## What to work on
Can the data below be set down again exactly, line for line?

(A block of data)

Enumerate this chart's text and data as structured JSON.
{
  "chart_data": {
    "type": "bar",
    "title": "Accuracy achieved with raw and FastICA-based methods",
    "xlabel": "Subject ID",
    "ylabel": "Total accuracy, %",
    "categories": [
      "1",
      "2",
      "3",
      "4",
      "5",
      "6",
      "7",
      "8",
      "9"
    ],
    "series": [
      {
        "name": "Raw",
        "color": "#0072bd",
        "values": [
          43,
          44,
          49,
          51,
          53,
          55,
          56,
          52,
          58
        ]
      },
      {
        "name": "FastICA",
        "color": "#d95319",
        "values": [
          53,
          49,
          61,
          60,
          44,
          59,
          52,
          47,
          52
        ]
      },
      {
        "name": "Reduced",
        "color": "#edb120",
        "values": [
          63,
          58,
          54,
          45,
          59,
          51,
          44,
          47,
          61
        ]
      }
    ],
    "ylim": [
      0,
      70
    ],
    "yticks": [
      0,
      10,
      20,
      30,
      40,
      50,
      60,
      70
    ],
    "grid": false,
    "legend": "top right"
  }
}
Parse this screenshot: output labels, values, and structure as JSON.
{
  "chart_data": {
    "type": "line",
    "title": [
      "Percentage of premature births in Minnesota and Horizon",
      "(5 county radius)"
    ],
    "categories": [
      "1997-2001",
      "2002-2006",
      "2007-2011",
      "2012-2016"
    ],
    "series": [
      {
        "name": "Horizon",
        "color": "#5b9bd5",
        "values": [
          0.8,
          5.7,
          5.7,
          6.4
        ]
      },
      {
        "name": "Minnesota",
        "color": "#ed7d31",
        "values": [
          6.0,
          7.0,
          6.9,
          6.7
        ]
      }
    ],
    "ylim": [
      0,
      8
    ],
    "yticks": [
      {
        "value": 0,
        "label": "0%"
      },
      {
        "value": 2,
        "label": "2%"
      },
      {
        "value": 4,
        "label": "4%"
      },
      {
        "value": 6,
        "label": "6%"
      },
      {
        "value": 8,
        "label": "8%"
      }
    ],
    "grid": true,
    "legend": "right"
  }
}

## Exercise response
Enumerate this chart's text and data as structured JSON.
{
  "chart_data": {
    "type": "bar",
    "title": "Accuracy achieved with raw and FastICA-based methods",
    "xlabel": "Subject ID",
    "ylabel": "Total accuracy, %",
    "categories": [
      "1",
      "2",
      "3",
      "4",
      "5",
      "6",
      "7",
      "8",
      "9"
    ],
    "series": [
      {
        "name": "Raw",
        "color": "#0072bd",
        "values": [
          43,
          44,
          49,
          51,
          53,
          55,
          56,
          52,
          58
        ]
      },
      {
        "name": "FastICA",
        "color": "#d95319",
        "values": [
          53,
          49,
          61,
          60,
          44,
          59,
          52,
          47,
          52
        ]
      },
      {
        "name": "Reduced",
        "color": "#edb120",
        "values": [
          63,
          58,
          54,
          45,
          59,
          51,
          44,
          47,
          61
        ]
      }
    ],
    "ylim": [
      0,
      70
    ],
    "yticks": [
      0,
      10,
      20,
      30,
      40,
      50,
      60,
      70
    ],
    "grid": false,
    "legend": "top right"
  }
}
Parse this screenshot: output labels, values, and structure as JSON.
{
  "chart_data": {
    "type": "line",
    "title": [
      "Percentage of premature births in Minnesota and Horizon",
      "(5 county radius)"
    ],
    "categories": [
      "1997-2001",
      "2002-2006",
      "2007-2011",
      "2012-2016"
    ],
    "series": [
      {
        "name": "Horizon",
        "color": "#5b9bd5",
        "values": [
          0.8,
          5.7,
          5.7,
          6.4
        ]
      },
      {
        "name": "Minnesota",
        "color": "#ed7d31",
        "values": [
          6.0,
          7.0,
          6.9,
          6.7
        ]
      }
    ],
    "ylim": [
      0,
      8
    ],
    "yticks": [
      {
        "value": 0,
        "label": "0%"
      },
      {
        "value": 2,
        "label": "2%"
      },
      {
        "value": 4,
        "label": "4%"
      },
      {
        "value": 6,
        "label": "6%"
      },
      {
        "value": 8,
        "label": "8%"
      }
    ],
    "grid": true,
    "legend": "right"
  }
}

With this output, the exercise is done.